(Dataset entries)
────────────────

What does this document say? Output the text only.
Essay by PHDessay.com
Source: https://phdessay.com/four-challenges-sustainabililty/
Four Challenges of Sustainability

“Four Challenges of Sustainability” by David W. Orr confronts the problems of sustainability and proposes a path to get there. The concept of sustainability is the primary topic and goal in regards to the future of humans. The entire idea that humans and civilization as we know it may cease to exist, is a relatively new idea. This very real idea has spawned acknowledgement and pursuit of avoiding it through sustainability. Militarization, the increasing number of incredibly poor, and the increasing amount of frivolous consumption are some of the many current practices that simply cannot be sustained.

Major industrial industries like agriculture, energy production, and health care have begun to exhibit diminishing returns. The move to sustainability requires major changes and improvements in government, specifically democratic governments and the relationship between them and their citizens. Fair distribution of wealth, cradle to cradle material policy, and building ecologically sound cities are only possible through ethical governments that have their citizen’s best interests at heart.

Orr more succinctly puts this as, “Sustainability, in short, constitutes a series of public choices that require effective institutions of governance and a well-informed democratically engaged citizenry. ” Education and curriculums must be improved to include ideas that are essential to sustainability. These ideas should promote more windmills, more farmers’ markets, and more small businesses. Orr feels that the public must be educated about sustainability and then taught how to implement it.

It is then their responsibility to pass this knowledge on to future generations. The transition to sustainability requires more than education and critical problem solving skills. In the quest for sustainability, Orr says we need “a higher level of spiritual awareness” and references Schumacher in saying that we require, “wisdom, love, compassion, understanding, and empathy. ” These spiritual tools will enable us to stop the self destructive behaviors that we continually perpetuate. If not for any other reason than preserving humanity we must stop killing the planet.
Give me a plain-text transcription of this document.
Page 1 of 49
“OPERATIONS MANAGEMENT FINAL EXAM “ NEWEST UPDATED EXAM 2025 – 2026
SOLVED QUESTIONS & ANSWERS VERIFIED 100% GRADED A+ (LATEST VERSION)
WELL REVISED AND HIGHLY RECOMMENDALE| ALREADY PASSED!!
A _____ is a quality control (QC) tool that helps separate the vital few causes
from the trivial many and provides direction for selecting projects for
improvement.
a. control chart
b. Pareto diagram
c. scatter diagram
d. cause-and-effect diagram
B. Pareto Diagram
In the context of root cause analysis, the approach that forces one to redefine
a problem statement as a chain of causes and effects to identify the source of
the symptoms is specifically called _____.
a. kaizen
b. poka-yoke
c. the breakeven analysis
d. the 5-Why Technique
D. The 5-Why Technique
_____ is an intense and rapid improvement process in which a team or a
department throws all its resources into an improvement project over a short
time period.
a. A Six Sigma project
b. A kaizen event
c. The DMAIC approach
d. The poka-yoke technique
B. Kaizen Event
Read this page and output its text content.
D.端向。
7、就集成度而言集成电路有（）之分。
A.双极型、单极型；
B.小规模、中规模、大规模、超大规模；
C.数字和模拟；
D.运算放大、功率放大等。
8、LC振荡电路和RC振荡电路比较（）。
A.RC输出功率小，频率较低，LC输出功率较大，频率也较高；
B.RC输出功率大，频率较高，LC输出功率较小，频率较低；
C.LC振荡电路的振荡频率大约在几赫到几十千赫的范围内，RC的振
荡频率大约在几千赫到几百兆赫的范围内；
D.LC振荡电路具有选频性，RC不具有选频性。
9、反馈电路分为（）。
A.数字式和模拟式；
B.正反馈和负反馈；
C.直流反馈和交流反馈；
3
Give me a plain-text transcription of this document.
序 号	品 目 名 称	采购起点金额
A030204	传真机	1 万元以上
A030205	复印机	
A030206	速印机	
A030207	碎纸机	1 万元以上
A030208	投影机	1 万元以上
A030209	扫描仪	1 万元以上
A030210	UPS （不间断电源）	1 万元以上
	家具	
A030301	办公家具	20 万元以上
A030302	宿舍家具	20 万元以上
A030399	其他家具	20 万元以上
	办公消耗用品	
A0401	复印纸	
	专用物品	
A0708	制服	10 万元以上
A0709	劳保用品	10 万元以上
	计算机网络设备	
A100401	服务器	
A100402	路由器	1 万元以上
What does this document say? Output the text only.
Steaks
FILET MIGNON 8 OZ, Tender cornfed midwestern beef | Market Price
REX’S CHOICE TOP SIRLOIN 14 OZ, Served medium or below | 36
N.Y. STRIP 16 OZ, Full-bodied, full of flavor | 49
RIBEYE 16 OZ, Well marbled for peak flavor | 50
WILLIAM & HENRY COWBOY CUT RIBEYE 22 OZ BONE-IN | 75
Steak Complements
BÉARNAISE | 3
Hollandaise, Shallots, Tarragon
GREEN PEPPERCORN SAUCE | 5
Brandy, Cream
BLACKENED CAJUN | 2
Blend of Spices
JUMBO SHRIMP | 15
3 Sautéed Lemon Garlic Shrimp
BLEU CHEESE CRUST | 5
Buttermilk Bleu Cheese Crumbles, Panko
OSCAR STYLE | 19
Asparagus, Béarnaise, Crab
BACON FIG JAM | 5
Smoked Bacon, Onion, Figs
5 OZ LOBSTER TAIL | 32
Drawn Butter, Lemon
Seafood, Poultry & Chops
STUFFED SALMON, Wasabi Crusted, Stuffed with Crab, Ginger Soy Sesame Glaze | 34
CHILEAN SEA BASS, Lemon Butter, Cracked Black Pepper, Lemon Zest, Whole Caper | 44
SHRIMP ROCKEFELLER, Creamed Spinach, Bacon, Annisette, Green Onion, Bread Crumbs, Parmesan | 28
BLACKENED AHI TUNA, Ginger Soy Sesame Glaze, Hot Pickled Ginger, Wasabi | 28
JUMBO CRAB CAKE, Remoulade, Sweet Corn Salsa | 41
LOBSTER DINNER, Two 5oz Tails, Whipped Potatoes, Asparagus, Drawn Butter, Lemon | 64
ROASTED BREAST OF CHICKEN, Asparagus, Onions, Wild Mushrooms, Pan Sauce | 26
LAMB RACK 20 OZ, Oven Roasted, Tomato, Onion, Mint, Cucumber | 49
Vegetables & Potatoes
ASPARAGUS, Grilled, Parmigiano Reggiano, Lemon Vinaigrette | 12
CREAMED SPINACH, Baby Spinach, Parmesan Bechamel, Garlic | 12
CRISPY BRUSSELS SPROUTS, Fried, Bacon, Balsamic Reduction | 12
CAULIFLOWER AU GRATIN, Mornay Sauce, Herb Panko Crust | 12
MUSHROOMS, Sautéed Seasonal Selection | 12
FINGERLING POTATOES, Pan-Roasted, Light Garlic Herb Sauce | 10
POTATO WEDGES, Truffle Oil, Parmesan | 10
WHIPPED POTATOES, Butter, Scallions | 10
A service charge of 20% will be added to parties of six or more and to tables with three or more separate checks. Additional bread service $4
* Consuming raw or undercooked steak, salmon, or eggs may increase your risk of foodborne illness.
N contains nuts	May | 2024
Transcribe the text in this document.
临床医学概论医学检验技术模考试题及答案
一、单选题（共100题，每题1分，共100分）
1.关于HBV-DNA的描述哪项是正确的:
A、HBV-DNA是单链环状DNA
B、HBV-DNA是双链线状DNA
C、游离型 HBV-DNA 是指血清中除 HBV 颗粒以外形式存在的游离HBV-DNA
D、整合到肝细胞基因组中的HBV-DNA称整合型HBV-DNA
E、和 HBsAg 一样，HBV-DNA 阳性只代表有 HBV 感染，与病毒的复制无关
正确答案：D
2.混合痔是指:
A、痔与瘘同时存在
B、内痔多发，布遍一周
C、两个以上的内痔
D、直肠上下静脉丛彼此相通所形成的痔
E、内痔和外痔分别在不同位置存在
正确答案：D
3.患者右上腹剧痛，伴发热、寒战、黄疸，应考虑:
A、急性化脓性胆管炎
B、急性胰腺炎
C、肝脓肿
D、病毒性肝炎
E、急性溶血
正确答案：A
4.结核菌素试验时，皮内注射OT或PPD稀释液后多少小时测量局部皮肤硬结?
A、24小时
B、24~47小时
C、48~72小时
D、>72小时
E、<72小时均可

────────────────

Given request:
Using the listing above, work out how many of its lines include "poka", and give only the result.

Output below:
2